◆ **BRIEF**:
Copy out, from the entries below, each line holding the string "Nights".

— Start INPUT ROWS —

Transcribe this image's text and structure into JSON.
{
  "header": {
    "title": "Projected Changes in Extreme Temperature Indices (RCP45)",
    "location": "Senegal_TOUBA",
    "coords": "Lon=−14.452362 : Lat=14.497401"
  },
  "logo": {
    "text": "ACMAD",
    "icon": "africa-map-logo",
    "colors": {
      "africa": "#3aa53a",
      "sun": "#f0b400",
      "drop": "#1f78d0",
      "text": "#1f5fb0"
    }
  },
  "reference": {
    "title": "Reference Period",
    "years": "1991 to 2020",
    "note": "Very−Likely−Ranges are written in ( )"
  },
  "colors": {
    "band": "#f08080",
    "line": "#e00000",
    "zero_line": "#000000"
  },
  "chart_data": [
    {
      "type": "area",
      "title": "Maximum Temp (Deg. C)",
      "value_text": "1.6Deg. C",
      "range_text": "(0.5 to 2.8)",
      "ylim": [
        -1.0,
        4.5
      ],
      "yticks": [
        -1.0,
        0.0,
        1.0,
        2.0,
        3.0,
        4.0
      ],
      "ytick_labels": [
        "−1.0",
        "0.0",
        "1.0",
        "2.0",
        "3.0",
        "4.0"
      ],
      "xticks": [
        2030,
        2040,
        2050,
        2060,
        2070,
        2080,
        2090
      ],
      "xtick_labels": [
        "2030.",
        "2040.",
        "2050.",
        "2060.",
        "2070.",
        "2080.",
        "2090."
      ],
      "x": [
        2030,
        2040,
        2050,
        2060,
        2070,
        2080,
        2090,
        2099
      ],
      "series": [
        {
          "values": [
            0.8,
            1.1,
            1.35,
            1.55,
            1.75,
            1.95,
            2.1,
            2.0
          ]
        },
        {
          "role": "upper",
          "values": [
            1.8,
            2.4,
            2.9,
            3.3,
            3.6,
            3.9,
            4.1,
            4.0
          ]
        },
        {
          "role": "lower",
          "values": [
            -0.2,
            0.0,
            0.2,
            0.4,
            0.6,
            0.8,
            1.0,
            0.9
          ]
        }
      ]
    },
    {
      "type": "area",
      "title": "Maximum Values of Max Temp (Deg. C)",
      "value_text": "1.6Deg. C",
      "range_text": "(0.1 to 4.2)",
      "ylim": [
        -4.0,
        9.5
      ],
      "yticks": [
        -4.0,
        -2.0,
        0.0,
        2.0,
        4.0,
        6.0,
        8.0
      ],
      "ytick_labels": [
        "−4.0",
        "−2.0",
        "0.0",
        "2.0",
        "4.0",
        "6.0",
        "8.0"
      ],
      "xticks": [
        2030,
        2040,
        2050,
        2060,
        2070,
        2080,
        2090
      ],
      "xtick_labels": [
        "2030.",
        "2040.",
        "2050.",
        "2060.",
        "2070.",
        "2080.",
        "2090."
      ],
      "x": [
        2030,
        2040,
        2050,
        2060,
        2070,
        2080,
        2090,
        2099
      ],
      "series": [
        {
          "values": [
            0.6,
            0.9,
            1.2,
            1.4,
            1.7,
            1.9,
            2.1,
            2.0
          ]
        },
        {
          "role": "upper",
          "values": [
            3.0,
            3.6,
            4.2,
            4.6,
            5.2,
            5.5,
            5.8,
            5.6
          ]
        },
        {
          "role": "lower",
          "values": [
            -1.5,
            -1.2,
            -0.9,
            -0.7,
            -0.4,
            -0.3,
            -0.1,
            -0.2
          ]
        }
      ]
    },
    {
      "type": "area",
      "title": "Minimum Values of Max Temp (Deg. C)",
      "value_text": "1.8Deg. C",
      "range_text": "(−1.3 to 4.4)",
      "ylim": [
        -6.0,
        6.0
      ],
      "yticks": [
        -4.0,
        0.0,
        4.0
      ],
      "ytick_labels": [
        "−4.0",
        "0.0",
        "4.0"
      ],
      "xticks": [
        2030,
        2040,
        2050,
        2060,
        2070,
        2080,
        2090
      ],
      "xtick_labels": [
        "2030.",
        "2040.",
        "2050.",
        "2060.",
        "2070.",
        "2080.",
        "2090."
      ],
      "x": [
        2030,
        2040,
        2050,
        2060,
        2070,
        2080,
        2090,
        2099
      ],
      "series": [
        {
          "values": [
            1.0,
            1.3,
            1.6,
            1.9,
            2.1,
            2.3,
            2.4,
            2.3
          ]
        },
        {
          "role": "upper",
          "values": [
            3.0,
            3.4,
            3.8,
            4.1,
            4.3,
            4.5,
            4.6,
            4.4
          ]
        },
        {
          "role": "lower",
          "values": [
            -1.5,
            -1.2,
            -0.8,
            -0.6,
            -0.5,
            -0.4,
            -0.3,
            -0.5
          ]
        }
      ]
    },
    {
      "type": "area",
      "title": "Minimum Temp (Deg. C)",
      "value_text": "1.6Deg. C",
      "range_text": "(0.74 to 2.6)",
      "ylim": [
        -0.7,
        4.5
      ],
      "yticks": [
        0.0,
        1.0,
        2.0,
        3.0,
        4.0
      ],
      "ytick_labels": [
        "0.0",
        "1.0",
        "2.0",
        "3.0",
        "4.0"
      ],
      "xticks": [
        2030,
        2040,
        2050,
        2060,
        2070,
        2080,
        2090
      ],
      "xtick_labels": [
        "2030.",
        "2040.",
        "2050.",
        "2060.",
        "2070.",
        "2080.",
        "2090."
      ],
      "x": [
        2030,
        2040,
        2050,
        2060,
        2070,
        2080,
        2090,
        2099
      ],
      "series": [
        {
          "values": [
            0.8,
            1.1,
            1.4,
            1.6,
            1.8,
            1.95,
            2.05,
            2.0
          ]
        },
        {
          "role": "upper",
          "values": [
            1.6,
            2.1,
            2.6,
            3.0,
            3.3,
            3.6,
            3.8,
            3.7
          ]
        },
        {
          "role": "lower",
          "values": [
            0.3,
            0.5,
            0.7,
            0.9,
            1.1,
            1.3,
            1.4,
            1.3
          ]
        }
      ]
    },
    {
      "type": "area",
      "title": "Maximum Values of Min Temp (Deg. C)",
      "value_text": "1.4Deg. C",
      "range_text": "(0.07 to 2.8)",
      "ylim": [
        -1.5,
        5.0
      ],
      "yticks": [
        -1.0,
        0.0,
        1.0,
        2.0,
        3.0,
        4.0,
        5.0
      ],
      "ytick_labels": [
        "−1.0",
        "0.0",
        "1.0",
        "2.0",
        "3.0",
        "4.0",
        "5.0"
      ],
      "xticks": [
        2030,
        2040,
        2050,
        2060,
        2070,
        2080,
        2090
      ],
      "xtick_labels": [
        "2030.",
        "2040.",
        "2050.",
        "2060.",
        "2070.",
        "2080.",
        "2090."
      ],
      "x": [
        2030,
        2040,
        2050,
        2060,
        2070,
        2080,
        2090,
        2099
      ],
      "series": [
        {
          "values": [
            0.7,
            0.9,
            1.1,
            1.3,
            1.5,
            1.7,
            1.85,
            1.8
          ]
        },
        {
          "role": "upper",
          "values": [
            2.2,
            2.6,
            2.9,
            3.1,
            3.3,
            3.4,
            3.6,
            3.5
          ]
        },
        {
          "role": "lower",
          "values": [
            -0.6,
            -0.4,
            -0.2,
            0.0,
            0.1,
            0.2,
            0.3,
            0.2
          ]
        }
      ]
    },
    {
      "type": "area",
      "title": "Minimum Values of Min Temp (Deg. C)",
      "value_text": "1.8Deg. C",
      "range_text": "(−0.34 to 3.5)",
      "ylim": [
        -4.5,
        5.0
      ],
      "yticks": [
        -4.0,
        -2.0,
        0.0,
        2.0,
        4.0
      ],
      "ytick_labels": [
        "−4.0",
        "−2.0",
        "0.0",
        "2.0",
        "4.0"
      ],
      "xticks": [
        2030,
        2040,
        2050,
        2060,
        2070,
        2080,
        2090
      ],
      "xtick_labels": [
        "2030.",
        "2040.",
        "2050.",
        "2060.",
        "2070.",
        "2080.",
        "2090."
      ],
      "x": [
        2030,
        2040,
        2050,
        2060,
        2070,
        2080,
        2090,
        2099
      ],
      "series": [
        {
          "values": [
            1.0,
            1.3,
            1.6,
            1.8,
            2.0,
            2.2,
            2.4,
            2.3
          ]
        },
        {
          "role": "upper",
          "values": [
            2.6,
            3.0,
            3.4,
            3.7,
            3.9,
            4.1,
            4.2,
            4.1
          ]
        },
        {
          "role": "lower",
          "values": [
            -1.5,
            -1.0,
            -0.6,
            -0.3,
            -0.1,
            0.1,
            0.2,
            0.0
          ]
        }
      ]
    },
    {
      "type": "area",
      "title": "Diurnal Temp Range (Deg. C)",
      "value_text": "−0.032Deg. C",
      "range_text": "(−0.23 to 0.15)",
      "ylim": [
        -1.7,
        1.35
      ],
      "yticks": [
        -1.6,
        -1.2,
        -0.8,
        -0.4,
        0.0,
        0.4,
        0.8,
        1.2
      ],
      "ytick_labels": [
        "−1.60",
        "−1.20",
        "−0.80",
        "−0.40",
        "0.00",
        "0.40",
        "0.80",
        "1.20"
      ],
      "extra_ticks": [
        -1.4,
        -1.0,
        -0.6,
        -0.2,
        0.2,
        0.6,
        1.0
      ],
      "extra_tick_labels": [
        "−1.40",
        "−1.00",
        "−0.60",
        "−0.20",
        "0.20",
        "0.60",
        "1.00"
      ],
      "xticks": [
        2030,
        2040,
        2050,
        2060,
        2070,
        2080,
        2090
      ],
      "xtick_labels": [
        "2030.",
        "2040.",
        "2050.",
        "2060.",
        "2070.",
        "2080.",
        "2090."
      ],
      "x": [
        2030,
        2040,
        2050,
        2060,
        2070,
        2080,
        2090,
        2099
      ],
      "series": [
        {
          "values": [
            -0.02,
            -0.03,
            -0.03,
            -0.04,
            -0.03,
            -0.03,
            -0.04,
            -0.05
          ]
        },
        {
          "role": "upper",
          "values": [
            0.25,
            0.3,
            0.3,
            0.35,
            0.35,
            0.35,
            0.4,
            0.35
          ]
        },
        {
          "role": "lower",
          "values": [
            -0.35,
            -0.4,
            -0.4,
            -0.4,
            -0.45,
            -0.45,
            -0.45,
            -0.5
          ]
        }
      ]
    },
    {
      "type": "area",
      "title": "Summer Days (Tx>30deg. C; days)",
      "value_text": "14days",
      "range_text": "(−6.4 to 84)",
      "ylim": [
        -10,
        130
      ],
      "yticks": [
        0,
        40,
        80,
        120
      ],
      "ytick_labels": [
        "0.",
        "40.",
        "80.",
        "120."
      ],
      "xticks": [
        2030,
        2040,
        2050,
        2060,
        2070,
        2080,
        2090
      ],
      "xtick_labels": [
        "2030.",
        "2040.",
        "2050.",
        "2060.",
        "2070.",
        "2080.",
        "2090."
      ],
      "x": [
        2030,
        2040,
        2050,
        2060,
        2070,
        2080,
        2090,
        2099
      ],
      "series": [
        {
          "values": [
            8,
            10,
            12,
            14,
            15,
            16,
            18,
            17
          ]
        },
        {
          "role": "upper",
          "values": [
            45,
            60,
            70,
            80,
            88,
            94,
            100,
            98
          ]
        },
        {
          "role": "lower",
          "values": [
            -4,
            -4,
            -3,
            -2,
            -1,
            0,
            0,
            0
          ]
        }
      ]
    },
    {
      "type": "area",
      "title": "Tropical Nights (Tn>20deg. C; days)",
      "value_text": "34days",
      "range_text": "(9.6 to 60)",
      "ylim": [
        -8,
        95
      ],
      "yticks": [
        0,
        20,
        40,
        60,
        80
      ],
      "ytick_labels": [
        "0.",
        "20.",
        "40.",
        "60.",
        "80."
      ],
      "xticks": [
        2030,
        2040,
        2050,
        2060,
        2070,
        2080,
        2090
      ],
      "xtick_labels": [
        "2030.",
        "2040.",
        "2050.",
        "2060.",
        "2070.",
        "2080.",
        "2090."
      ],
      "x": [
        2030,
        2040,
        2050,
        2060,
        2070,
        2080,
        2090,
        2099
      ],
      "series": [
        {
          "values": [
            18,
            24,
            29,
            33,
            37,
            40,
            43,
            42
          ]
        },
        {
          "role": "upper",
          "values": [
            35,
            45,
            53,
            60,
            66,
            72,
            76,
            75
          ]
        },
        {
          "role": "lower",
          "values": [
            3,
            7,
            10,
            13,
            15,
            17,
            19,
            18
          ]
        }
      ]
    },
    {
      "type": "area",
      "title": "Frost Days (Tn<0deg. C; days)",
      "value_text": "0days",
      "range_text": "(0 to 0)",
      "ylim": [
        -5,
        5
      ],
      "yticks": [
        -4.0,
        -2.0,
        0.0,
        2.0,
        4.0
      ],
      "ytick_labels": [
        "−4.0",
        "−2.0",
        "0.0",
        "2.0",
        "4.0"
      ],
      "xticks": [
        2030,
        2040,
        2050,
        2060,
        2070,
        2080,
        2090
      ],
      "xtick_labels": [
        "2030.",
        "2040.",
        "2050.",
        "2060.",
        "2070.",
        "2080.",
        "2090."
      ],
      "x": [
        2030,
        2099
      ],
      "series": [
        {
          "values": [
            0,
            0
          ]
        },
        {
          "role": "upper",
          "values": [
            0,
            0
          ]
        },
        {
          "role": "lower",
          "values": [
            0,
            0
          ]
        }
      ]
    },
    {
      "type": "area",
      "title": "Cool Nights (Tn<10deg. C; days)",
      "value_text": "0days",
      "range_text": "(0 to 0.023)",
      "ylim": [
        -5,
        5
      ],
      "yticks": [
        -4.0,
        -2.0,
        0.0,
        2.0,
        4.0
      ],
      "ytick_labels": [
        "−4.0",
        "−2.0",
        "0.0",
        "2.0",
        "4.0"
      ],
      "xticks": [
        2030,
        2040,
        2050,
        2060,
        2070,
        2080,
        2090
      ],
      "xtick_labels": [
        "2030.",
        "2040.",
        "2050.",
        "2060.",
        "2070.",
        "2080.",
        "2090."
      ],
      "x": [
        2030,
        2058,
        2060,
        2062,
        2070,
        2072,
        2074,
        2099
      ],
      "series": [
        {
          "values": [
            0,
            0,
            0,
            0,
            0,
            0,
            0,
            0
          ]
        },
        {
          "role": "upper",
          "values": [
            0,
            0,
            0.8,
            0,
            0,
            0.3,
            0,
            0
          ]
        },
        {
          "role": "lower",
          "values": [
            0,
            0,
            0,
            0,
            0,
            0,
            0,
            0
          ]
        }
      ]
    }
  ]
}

— End INPUT ROWS —

◆ **TASK RESULT**:
      "title": "Tropical Nights (Tn>20deg. C; days)",
      "title": "Cool Nights (Tn<10deg. C; days)",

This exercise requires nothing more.